SOURCE PASSAGE
Obselidia is a 2010 American drama film written and directed by Diane Bell, starring Michael Piccirilli, Gaynor Howe and Frank Hoyt Taylor. The film won two awards at the 2010 Sundance Film Festival: the Excellence in Cinematography award and the Alfred P. Sloan Prize.

Plot
On his quest to catalogue soon obsolete occupations, George (Piccirilli) a librarian joins forces with a silent film projectionist (Howe), and together they journey to Death Valley to interview a maverick scientist (Hoyt Taylor) who is predicting the imminent end of the world.

Cast
Michael Piccirilli – George
Gaynor Howe – Sophie
Frank Hoyt Taylor – Lewis
Chris Byrne – Mitch
Kim Beuche – Jennifer
Michael Blackman Beck – Paul
Linda Walton – Linda
Grant Mathis – Monk

Reception

The influential film critic Todd McCarthy wrote in Variety that it was "gentle, intelligent, gorgeously made and utterly eccentric."  It was widely acclaimed for its "sheer beauty" and for being "a true original."

ITEMS
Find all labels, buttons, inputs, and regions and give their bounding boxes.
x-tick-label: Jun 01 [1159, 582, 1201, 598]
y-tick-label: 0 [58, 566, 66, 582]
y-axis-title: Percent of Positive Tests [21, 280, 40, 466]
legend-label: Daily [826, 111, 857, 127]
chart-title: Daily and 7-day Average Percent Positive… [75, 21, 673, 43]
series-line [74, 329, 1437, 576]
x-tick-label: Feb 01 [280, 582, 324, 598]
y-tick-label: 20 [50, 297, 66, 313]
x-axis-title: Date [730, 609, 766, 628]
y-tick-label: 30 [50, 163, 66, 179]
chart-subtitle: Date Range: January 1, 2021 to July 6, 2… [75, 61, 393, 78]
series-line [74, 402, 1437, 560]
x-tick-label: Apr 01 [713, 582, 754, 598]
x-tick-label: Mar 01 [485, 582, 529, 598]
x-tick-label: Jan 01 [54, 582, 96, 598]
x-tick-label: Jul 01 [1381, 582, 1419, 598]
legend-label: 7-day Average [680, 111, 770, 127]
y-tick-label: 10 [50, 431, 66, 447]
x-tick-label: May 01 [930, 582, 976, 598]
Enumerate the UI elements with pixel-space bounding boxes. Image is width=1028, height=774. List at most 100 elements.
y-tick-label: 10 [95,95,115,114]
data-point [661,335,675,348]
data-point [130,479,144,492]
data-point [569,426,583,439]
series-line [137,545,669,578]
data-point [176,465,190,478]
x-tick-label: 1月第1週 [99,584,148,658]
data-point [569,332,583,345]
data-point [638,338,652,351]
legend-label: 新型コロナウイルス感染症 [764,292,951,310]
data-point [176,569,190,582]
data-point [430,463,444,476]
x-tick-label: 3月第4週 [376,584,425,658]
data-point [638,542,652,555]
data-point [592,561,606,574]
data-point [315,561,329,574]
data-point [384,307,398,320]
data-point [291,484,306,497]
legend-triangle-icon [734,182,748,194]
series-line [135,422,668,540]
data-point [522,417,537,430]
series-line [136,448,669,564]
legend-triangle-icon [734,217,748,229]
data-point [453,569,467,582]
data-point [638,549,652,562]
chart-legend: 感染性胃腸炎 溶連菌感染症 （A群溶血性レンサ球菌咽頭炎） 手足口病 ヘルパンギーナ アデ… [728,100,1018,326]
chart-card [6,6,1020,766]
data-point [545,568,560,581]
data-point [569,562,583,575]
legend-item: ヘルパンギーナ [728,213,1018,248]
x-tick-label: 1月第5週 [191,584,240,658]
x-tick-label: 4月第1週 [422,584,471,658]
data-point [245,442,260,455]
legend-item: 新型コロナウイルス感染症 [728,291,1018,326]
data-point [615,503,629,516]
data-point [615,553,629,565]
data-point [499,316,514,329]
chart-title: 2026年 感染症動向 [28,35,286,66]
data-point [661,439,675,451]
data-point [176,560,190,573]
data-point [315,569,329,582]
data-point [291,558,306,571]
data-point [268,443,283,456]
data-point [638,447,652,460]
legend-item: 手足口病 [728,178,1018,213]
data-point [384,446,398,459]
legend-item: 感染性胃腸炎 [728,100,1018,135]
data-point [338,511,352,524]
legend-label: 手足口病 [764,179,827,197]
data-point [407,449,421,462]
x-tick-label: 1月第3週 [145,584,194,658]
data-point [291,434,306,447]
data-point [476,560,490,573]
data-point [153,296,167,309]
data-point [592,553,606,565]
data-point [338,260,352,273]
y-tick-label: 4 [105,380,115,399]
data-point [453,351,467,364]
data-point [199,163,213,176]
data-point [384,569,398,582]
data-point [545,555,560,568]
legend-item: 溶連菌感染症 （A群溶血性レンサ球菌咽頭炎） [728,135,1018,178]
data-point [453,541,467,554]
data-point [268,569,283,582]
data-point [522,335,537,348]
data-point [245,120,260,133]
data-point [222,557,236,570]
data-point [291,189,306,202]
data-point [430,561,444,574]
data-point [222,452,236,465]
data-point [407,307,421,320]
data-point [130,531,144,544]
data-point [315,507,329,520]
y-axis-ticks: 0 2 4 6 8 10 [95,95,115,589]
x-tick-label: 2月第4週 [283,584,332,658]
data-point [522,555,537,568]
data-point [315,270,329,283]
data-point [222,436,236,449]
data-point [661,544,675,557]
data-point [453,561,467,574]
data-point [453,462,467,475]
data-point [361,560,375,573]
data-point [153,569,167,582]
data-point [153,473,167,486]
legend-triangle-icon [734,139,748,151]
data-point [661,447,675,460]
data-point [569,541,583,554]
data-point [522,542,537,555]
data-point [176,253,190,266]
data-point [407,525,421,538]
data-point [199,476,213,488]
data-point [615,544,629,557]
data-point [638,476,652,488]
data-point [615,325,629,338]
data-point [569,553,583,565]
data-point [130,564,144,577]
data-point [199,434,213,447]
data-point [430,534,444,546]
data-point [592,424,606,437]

DIRECTIONS
[A] Give every actor named in the cast list of the Obselidia article.
[B] Write out the passage of the Obselidia article between "Obselidia is a" and "of the world.", inclusive.

ANSWERS TO THE EXERCISE
[A]
Michael Piccirilli
Gaynor Howe
Frank Hoyt Taylor
Chris Byrne
Kim Beuche
Michael Blackman Beck
Linda Walton
Grant Mathis

[B]
Obselidia is a 2010 American drama film written and directed by Diane Bell, starring Michael Piccirilli, Gaynor Howe and Frank Hoyt Taylor. The film won two awards at the 2010 Sundance Film Festival: the Excellence in Cinematography award and the Alfred P. Sloan Prize.

Plot
On his quest to catalogue soon obsolete occupations, George (Piccirilli) a librarian joins forces with a silent film projectionist (Howe), and together they journey to Death Valley to interview a maverick scientist (Hoyt Taylor) who is predicting the imminent end of the world.